## Your goal
List each line in which the string "Forward" appears.

## Material for this task
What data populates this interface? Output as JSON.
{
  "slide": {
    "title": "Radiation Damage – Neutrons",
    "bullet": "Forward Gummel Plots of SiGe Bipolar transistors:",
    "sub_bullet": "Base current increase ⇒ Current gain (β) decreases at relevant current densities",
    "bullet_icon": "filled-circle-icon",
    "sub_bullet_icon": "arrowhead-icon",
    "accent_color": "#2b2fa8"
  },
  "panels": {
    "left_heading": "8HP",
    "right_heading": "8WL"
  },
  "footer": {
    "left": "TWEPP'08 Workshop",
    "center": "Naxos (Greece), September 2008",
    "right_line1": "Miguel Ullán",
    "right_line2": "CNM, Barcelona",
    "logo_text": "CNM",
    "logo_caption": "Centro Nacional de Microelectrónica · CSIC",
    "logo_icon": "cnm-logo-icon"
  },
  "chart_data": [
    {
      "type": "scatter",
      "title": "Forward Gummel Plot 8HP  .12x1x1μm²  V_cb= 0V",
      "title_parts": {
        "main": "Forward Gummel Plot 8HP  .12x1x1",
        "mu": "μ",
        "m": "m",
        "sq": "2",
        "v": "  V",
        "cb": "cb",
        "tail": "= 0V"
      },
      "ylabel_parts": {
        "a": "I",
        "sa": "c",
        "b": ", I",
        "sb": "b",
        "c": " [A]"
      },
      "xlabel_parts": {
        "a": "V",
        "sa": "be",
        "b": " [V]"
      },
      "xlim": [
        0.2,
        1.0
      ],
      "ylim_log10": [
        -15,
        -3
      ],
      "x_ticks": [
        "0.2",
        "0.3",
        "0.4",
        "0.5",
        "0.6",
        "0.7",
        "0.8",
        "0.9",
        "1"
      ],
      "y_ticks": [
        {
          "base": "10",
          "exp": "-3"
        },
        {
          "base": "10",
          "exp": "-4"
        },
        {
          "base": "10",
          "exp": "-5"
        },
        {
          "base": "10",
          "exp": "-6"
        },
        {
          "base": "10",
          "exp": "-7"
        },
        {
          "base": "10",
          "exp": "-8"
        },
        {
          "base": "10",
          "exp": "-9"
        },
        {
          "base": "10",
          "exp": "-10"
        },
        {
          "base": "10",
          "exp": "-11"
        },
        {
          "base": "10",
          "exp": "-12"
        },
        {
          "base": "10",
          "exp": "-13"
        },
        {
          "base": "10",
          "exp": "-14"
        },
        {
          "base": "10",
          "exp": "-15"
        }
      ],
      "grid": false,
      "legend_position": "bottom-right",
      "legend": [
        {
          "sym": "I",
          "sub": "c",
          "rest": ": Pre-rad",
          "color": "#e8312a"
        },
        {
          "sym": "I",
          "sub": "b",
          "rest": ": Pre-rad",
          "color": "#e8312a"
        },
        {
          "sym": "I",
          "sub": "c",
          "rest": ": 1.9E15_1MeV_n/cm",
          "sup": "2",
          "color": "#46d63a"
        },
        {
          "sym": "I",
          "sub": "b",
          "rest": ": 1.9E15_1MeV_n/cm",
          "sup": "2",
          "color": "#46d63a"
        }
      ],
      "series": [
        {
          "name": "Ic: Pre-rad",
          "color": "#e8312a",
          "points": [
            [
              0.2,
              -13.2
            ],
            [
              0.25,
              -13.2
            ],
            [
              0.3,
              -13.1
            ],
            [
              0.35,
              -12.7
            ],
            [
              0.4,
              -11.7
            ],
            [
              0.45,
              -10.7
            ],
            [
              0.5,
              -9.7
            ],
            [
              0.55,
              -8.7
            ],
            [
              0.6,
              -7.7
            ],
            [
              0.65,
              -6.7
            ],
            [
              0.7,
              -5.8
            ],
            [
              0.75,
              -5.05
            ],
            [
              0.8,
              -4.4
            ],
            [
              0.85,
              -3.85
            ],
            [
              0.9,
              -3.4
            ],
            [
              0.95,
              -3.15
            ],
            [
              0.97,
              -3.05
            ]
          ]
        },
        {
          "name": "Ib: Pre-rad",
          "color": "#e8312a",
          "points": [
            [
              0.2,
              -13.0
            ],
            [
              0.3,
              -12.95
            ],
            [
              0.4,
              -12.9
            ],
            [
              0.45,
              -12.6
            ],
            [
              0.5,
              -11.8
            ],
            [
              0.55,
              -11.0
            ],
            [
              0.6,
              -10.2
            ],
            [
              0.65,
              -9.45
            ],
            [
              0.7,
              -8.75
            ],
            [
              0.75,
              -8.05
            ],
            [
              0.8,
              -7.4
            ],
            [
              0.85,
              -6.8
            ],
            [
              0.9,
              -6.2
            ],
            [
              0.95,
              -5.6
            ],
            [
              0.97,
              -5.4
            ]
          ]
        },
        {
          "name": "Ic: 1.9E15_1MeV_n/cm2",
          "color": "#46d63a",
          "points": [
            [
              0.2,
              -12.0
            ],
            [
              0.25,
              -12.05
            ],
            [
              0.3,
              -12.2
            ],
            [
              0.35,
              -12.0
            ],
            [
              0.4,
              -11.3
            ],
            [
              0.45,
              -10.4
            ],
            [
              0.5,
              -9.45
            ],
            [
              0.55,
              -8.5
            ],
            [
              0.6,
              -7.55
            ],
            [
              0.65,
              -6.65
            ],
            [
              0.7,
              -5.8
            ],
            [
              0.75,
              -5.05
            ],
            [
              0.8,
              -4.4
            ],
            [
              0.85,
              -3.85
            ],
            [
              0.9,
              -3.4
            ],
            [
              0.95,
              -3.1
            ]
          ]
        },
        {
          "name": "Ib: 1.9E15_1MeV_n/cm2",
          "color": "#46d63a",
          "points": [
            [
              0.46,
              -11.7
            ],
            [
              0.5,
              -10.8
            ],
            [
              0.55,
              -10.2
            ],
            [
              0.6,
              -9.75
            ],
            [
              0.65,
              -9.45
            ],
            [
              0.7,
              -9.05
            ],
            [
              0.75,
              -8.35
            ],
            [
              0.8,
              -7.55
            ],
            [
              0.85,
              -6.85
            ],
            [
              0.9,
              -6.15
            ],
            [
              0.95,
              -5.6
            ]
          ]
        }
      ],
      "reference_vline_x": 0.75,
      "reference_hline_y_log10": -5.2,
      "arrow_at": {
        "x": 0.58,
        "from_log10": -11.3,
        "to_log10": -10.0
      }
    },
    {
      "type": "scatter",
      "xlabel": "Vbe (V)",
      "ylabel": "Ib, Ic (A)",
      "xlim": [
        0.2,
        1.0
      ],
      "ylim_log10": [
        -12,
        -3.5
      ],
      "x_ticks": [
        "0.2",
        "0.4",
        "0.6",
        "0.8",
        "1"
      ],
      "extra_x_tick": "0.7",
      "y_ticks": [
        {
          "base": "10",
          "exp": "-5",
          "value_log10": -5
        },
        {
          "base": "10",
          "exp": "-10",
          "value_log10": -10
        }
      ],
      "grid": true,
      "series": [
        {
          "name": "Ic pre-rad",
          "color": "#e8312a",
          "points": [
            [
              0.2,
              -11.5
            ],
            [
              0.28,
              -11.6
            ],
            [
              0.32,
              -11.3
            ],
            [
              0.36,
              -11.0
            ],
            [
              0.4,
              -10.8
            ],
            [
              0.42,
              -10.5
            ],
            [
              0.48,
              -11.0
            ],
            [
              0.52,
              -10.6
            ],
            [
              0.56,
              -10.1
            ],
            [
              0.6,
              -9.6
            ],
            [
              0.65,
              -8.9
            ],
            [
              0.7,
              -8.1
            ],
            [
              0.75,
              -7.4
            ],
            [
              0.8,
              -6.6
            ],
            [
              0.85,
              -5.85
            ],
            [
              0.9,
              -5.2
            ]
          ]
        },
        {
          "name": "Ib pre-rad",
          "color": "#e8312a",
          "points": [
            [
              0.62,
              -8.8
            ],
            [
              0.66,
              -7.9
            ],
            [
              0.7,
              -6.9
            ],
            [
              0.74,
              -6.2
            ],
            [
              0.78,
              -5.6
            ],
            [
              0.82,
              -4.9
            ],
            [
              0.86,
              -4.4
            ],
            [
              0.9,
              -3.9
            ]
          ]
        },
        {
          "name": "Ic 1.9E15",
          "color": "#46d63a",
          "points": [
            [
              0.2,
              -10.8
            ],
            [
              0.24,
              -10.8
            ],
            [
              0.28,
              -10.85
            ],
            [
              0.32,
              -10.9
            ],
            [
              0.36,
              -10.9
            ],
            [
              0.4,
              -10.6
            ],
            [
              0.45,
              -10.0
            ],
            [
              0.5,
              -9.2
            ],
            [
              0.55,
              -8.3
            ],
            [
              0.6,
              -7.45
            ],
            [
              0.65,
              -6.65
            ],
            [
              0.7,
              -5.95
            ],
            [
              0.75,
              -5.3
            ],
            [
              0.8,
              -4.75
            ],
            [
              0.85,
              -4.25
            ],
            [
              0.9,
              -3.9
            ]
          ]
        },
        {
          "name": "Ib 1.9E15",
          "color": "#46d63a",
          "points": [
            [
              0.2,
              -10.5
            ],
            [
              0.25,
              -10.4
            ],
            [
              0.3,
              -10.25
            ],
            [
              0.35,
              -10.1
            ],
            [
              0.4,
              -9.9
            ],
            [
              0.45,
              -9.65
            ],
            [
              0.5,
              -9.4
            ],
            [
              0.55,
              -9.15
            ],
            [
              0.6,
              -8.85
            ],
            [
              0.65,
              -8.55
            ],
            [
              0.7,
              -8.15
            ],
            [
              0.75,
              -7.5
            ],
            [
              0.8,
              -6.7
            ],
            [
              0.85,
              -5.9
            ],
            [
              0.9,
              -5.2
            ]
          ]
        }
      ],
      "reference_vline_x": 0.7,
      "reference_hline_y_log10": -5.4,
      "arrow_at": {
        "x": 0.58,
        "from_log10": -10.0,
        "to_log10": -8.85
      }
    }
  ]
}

## Task output
    "bullet": "Forward Gummel Plots of SiGe Bipolar transistors:",
      "title": "Forward Gummel Plot 8HP  .12x1x1μm²  V_cb= 0V",
        "main": "Forward Gummel Plot 8HP  .12x1x1",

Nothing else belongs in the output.